• RECORD EXCERPTS:
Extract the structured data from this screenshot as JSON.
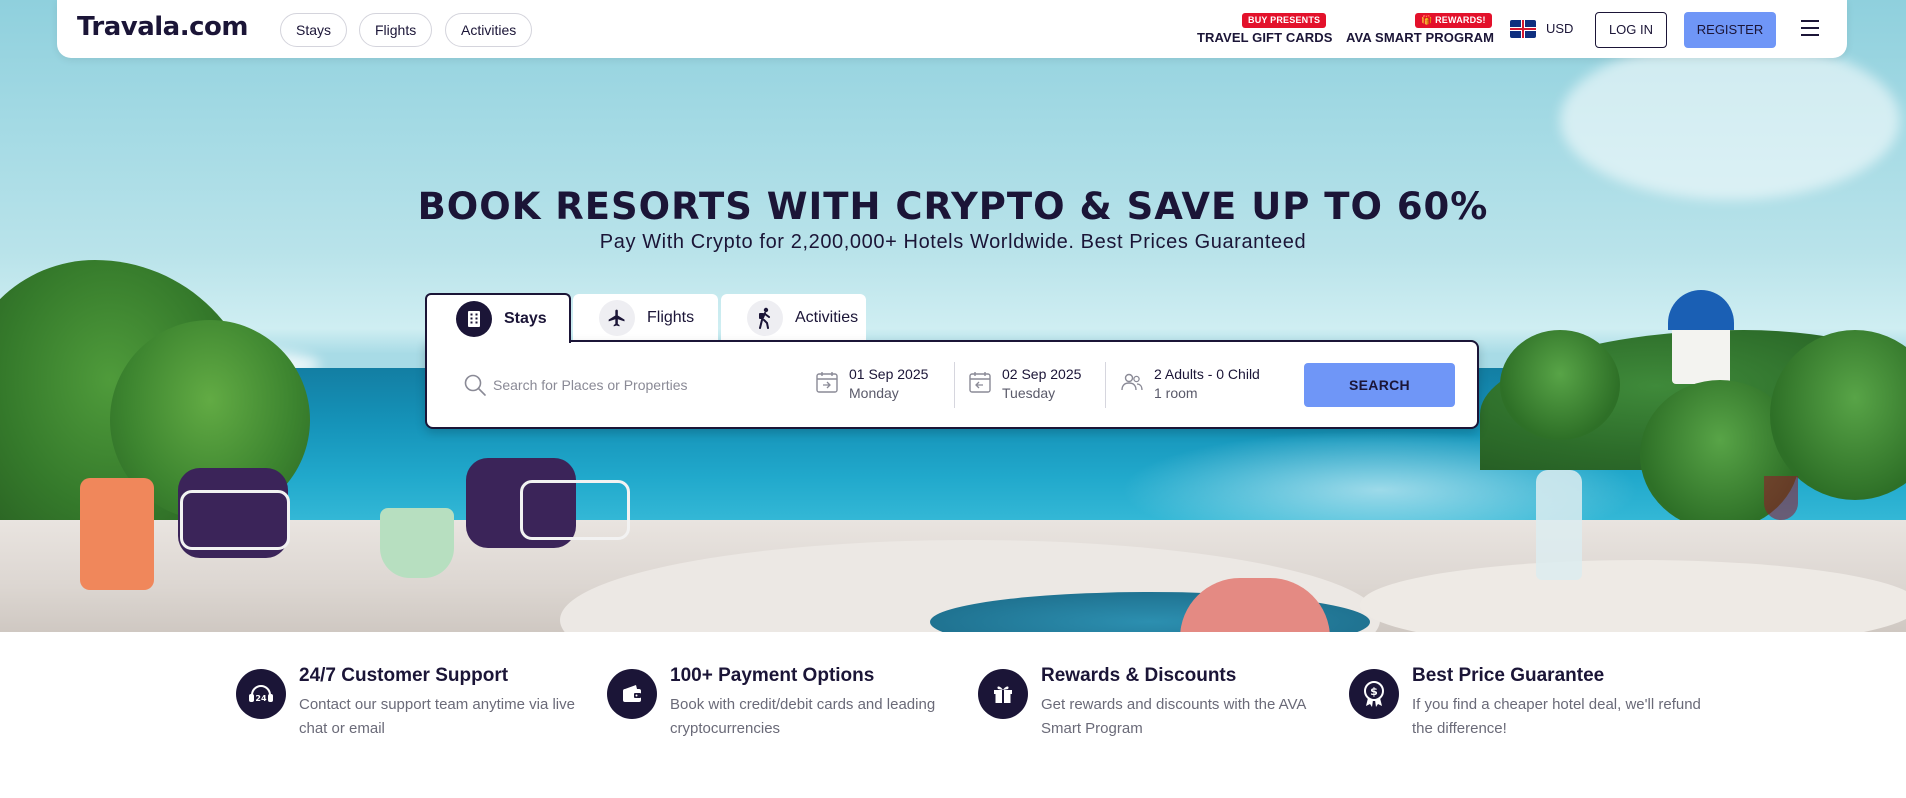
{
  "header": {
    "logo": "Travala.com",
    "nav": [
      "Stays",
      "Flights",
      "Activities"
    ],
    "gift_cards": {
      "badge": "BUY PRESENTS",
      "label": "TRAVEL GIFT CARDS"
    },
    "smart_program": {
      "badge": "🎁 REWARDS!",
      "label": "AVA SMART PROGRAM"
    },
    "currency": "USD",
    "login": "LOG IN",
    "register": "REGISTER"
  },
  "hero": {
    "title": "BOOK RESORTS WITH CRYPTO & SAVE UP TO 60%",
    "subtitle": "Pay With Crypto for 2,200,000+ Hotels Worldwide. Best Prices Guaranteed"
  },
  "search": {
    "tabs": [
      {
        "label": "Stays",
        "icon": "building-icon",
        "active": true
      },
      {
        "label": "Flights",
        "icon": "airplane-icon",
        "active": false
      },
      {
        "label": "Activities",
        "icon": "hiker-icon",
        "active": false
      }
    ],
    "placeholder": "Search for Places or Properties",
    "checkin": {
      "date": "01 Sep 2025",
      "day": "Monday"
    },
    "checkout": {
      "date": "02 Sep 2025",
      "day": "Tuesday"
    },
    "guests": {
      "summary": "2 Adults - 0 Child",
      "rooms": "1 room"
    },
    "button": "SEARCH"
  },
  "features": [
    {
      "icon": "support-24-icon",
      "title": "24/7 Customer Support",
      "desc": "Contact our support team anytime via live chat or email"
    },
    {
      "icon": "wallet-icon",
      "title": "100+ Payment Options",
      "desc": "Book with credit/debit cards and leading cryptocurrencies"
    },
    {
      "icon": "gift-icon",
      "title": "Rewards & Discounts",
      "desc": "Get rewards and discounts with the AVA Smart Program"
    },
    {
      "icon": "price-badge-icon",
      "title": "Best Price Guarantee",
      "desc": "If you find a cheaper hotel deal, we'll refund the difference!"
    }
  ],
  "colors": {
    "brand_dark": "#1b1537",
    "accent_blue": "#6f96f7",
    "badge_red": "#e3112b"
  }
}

• EXERCISE: Nothing in the entries above should change when they are printed again, except that the pictures are dropped.

• RESULT FOR THIS TASK:
Extract the structured data from this screenshot as JSON.
{
  "header": {
    "logo": "Travala.com",
    "nav": [
      "Stays",
      "Flights",
      "Activities"
    ],
    "gift_cards": {
      "badge": "BUY PRESENTS",
      "label": "TRAVEL GIFT CARDS"
    },
    "smart_program": {
      "badge": "🎁 REWARDS!",
      "label": "AVA SMART PROGRAM"
    },
    "currency": "USD",
    "login": "LOG IN",
    "register": "REGISTER"
  },
  "hero": {
    "title": "BOOK RESORTS WITH CRYPTO & SAVE UP TO 60%",
    "subtitle": "Pay With Crypto for 2,200,000+ Hotels Worldwide. Best Prices Guaranteed"
  },
  "search": {
    "tabs": [
      {
        "label": "Stays",
        "icon": "building-icon",
        "active": true
      },
      {
        "label": "Flights",
        "icon": "airplane-icon",
        "active": false
      },
      {
        "label": "Activities",
        "icon": "hiker-icon",
        "active": false
      }
    ],
    "placeholder": "Search for Places or Properties",
    "checkin": {
      "date": "01 Sep 2025",
      "day": "Monday"
    },
    "checkout": {
      "date": "02 Sep 2025",
      "day": "Tuesday"
    },
    "guests": {
      "summary": "2 Adults - 0 Child",
      "rooms": "1 room"
    },
    "button": "SEARCH"
  },
  "features": [
    {
      "icon": "support-24-icon",
      "title": "24/7 Customer Support",
      "desc": "Contact our support team anytime via live chat or email"
    },
    {
      "icon": "wallet-icon",
      "title": "100+ Payment Options",
      "desc": "Book with credit/debit cards and leading cryptocurrencies"
    },
    {
      "icon": "gift-icon",
      "title": "Rewards & Discounts",
      "desc": "Get rewards and discounts with the AVA Smart Program"
    },
    {
      "icon": "price-badge-icon",
      "title": "Best Price Guarantee",
      "desc": "If you find a cheaper hotel deal, we'll refund the difference!"
    }
  ],
  "colors": {
    "brand_dark": "#1b1537",
    "accent_blue": "#6f96f7",
    "badge_red": "#e3112b"
  }
}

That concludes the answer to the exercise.